-- begin --
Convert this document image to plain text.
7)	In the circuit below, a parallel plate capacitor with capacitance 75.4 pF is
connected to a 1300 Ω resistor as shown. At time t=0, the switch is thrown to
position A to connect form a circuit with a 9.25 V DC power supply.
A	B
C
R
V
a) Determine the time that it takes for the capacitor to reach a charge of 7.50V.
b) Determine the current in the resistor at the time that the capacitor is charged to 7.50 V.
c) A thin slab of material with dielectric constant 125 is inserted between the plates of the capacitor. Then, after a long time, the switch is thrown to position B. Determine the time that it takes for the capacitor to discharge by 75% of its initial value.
-- end --
### Exercise
Repeat the listing exactly, from its first line to its last.

### In response
Convert this document image to plain text.
7)	In the circuit below, a parallel plate capacitor with capacitance 75.4 pF is
connected to a 1300 Ω resistor as shown. At time t=0, the switch is thrown to
position A to connect form a circuit with a 9.25 V DC power supply.
A	B
C
R
V
a) Determine the time that it takes for the capacitor to reach a charge of 7.50V.
b) Determine the current in the resistor at the time that the capacitor is charged to 7.50 V.
c) A thin slab of material with dielectric constant 125 is inserted between the plates of the capacitor. Then, after a long time, the switch is thrown to position B. Determine the time that it takes for the capacitor to discharge by 75% of its initial value.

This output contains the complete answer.